─── Provided material

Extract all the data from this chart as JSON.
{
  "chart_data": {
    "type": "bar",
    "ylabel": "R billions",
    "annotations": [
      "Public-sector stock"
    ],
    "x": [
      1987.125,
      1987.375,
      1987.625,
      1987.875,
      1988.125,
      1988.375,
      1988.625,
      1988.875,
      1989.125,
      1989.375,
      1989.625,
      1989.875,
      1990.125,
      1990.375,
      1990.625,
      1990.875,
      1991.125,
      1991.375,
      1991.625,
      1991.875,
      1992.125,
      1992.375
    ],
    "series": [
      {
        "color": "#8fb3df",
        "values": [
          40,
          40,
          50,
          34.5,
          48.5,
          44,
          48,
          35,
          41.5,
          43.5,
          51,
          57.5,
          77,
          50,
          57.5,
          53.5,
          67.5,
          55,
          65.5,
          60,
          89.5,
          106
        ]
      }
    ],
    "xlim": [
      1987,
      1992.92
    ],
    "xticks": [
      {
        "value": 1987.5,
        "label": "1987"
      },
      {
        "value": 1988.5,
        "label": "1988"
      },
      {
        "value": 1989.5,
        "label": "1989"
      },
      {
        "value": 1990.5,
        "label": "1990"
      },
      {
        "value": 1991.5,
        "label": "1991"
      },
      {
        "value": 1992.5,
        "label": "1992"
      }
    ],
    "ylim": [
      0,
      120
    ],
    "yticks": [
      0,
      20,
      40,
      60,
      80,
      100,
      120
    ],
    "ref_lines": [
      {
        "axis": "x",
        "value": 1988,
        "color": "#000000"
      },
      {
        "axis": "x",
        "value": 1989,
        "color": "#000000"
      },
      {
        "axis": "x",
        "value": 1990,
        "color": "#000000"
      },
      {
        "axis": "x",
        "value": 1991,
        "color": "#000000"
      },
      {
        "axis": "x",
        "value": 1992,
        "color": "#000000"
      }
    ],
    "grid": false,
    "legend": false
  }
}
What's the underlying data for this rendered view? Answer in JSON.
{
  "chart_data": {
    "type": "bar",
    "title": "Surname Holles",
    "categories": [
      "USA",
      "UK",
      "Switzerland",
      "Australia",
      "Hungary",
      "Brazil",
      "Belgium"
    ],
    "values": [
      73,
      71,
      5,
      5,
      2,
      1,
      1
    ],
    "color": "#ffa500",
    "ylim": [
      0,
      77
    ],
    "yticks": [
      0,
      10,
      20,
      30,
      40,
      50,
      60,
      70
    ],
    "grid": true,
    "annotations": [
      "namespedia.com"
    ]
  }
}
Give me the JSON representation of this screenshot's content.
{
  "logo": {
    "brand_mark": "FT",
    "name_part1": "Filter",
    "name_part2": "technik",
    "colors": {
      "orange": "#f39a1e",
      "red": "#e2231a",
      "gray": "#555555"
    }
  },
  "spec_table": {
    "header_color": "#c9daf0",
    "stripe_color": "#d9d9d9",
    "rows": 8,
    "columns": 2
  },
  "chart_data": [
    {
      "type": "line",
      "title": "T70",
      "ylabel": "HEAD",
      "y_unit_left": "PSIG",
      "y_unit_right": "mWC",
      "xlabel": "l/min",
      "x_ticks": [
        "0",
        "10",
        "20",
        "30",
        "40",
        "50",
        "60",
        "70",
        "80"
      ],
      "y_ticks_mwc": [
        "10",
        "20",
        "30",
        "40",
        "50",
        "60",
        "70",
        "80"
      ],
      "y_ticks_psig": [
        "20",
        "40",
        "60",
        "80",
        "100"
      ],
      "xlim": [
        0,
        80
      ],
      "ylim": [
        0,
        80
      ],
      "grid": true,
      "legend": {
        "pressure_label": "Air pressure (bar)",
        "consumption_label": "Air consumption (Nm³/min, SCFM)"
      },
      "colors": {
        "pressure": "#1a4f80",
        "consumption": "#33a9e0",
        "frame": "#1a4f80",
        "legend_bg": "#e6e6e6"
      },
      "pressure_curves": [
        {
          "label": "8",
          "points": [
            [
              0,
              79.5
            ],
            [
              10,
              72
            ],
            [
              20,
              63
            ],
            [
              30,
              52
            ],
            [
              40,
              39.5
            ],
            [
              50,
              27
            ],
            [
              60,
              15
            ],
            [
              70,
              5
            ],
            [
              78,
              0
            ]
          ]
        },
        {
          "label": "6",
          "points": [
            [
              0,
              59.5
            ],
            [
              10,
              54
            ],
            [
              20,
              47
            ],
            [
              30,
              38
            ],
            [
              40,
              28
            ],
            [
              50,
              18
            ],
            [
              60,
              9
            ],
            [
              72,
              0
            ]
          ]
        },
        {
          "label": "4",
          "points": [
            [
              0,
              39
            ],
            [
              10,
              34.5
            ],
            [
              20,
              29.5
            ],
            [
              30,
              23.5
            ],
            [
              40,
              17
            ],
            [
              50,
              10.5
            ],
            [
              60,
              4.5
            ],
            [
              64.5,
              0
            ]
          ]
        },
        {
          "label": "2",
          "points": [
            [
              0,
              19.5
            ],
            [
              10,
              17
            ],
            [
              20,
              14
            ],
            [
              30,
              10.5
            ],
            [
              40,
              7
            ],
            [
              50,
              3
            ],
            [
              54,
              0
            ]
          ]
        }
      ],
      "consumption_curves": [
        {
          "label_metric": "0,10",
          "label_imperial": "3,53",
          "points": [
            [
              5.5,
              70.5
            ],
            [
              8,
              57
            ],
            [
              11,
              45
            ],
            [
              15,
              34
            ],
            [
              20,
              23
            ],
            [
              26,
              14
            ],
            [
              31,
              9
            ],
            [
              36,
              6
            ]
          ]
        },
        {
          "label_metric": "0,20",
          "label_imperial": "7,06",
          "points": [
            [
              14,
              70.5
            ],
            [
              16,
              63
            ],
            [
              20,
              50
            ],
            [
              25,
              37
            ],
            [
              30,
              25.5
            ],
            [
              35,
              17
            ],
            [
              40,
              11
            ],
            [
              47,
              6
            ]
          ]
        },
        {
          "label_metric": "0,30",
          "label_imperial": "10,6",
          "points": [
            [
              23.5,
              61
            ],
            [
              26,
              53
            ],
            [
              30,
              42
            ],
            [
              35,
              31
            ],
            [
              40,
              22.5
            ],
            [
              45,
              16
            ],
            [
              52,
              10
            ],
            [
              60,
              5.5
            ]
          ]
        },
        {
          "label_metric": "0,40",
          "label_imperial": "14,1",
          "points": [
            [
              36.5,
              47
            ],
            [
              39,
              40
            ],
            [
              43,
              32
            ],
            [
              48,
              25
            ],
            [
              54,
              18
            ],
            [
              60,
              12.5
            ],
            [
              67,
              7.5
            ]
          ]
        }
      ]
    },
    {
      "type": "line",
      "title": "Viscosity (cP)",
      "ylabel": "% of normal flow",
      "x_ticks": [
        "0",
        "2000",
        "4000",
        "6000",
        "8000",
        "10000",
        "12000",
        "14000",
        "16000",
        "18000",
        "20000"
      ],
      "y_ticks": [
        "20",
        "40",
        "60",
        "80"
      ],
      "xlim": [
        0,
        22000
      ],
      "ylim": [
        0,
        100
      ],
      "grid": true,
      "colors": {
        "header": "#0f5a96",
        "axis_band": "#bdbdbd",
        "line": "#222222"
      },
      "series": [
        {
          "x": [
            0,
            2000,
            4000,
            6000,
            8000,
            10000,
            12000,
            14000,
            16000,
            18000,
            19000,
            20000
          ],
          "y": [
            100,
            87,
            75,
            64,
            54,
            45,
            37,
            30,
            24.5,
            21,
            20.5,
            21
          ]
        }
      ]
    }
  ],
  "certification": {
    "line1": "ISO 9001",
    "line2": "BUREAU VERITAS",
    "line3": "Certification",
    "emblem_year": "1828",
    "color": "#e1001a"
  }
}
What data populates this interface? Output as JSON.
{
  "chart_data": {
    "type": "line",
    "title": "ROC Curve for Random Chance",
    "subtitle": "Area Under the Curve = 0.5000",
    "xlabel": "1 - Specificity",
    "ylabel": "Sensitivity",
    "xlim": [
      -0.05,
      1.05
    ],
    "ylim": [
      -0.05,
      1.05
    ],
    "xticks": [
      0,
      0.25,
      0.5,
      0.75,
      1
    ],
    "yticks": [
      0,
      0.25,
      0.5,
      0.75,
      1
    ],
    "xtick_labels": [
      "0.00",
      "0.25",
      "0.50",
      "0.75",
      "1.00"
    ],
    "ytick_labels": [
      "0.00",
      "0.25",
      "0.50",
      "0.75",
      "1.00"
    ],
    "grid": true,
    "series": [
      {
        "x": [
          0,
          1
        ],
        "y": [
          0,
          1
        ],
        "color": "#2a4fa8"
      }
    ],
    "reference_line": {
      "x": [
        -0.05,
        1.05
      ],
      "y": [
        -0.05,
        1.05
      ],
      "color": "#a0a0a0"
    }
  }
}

──────

■ Stated problem
Starting at the line that contains "What data populates", retype each line through the end of the listing above and nothing else.

■ The answer
What data populates this interface? Output as JSON.
{
  "chart_data": {
    "type": "line",
    "title": "ROC Curve for Random Chance",
    "subtitle": "Area Under the Curve = 0.5000",
    "xlabel": "1 - Specificity",
    "ylabel": "Sensitivity",
    "xlim": [
      -0.05,
      1.05
    ],
    "ylim": [
      -0.05,
      1.05
    ],
    "xticks": [
      0,
      0.25,
      0.5,
      0.75,
      1
    ],
    "yticks": [
      0,
      0.25,
      0.5,
      0.75,
      1
    ],
    "xtick_labels": [
      "0.00",
      "0.25",
      "0.50",
      "0.75",
      "1.00"
    ],
    "ytick_labels": [
      "0.00",
      "0.25",
      "0.50",
      "0.75",
      "1.00"
    ],
    "grid": true,
    "series": [
      {
        "x": [
          0,
          1
        ],
        "y": [
          0,
          1
        ],
        "color": "#2a4fa8"
      }
    ],
    "reference_line": {
      "x": [
        -0.05,
        1.05
      ],
      "y": [
        -0.05,
        1.05
      ],
      "color": "#a0a0a0"
    }
  }
}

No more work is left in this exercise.